------ Input material

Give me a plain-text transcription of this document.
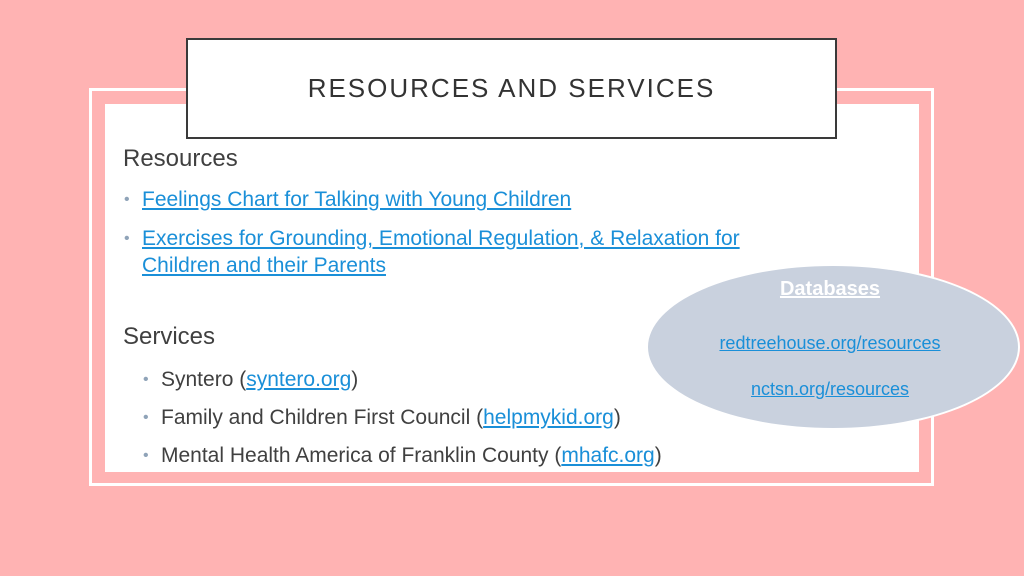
RESOURCES AND SERVICES
Resources
• Feelings Chart for Talking with Young Children
• Exercises for Grounding, Emotional Regulation, & Relaxation for
Children and their Parents
Services
• Syntero (syntero.org)
• Family and Children First Council (helpmykid.org)
• Mental Health America of Franklin County (mhafc.org)
Databases
redtreehouse.org/resources
nctsn.org/resources
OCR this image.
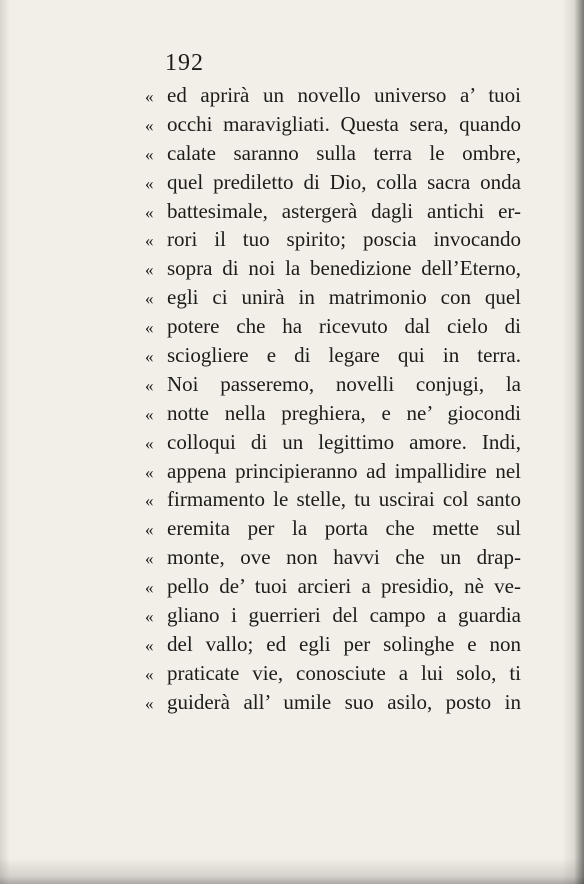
192
« ed aprirà un novello universo a’ tuoi
« occhi maravigliati. Questa sera, quando
« calate saranno sulla terra le ombre,
« quel prediletto di Dio, colla sacra onda
« battesimale, astergerà dagli antichi er-
« rori il tuo spirito; poscia invocando
« sopra di noi la benedizione dell’Eterno,
« egli ci unirà in matrimonio con quel
« potere che ha ricevuto dal cielo di
« sciogliere e di legare qui in terra.
« Noi passeremo, novelli conjugi, la
« notte nella preghiera, e ne’ giocondi
« colloqui di un legittimo amore. Indi,
« appena principieranno ad impallidire nel
« firmamento le stelle, tu uscirai col santo
« eremita per la porta che mette sul
« monte, ove non havvi che un drap-
« pello de’ tuoi arcieri a presidio, nè ve-
« gliano i guerrieri del campo a guardia
« del vallo; ed egli per solinghe e non
« praticate vie, conosciute a lui solo, ti
« guiderà all’ umile suo asilo, posto in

------------

* _Task objective_: Write the records out once more, exactly as they appear, with no pictures.

* _Finished task_:
Give me a plain-text transcription of this document.
RESOURCES AND SERVICES
Resources
• Feelings Chart for Talking with Young Children
• Exercises for Grounding, Emotional Regulation, & Relaxation for
Children and their Parents
Services
• Syntero (syntero.org)
• Family and Children First Council (helpmykid.org)
• Mental Health America of Franklin County (mhafc.org)
Databases
redtreehouse.org/resources
nctsn.org/resources
OCR this image.
192
« ed aprirà un novello universo a’ tuoi
« occhi maravigliati. Questa sera, quando
« calate saranno sulla terra le ombre,
« quel prediletto di Dio, colla sacra onda
« battesimale, astergerà dagli antichi er-
« rori il tuo spirito; poscia invocando
« sopra di noi la benedizione dell’Eterno,
« egli ci unirà in matrimonio con quel
« potere che ha ricevuto dal cielo di
« sciogliere e di legare qui in terra.
« Noi passeremo, novelli conjugi, la
« notte nella preghiera, e ne’ giocondi
« colloqui di un legittimo amore. Indi,
« appena principieranno ad impallidire nel
« firmamento le stelle, tu uscirai col santo
« eremita per la porta che mette sul
« monte, ove non havvi che un drap-
« pello de’ tuoi arcieri a presidio, nè ve-
« gliano i guerrieri del campo a guardia
« del vallo; ed egli per solinghe e non
« praticate vie, conosciute a lui solo, ti
« guiderà all’ umile suo asilo, posto in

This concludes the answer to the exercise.